Given request:
Return every record verbatim.

** Start Material shown **

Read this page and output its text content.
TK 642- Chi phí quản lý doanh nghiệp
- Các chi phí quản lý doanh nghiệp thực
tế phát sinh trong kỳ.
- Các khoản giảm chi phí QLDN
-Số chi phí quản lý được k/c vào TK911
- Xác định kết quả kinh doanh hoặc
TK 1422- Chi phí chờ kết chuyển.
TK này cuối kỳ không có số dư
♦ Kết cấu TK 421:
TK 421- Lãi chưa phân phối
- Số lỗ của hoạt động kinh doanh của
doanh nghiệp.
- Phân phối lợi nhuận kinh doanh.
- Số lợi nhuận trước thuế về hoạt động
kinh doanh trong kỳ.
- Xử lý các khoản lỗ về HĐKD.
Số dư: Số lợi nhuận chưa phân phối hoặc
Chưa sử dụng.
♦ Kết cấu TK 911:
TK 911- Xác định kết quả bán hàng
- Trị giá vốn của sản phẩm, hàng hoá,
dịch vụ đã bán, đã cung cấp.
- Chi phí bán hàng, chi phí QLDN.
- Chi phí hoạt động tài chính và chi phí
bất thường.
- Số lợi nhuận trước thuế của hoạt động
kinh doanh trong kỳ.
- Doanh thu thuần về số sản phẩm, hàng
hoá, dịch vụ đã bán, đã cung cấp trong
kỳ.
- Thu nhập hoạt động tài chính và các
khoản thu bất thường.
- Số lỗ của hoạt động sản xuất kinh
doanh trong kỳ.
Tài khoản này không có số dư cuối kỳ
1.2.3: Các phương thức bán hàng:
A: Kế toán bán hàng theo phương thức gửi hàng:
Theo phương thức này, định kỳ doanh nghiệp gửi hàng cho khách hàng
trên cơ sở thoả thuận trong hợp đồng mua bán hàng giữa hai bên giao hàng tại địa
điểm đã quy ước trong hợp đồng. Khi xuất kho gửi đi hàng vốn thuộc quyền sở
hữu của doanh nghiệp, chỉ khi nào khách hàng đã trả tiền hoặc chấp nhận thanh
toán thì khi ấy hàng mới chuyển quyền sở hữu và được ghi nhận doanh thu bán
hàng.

** End Material shown **

Answer for the task:
Read this page and output its text content.
TK 642- Chi phí quản lý doanh nghiệp
- Các chi phí quản lý doanh nghiệp thực
tế phát sinh trong kỳ.
- Các khoản giảm chi phí QLDN
-Số chi phí quản lý được k/c vào TK911
- Xác định kết quả kinh doanh hoặc
TK 1422- Chi phí chờ kết chuyển.
TK này cuối kỳ không có số dư
♦ Kết cấu TK 421:
TK 421- Lãi chưa phân phối
- Số lỗ của hoạt động kinh doanh của
doanh nghiệp.
- Phân phối lợi nhuận kinh doanh.
- Số lợi nhuận trước thuế về hoạt động
kinh doanh trong kỳ.
- Xử lý các khoản lỗ về HĐKD.
Số dư: Số lợi nhuận chưa phân phối hoặc
Chưa sử dụng.
♦ Kết cấu TK 911:
TK 911- Xác định kết quả bán hàng
- Trị giá vốn của sản phẩm, hàng hoá,
dịch vụ đã bán, đã cung cấp.
- Chi phí bán hàng, chi phí QLDN.
- Chi phí hoạt động tài chính và chi phí
bất thường.
- Số lợi nhuận trước thuế của hoạt động
kinh doanh trong kỳ.
- Doanh thu thuần về số sản phẩm, hàng
hoá, dịch vụ đã bán, đã cung cấp trong
kỳ.
- Thu nhập hoạt động tài chính và các
khoản thu bất thường.
- Số lỗ của hoạt động sản xuất kinh
doanh trong kỳ.
Tài khoản này không có số dư cuối kỳ
1.2.3: Các phương thức bán hàng:
A: Kế toán bán hàng theo phương thức gửi hàng:
Theo phương thức này, định kỳ doanh nghiệp gửi hàng cho khách hàng
trên cơ sở thoả thuận trong hợp đồng mua bán hàng giữa hai bên giao hàng tại địa
điểm đã quy ước trong hợp đồng. Khi xuất kho gửi đi hàng vốn thuộc quyền sở
hữu của doanh nghiệp, chỉ khi nào khách hàng đã trả tiền hoặc chấp nhận thanh
toán thì khi ấy hàng mới chuyển quyền sở hữu và được ghi nhận doanh thu bán
hàng.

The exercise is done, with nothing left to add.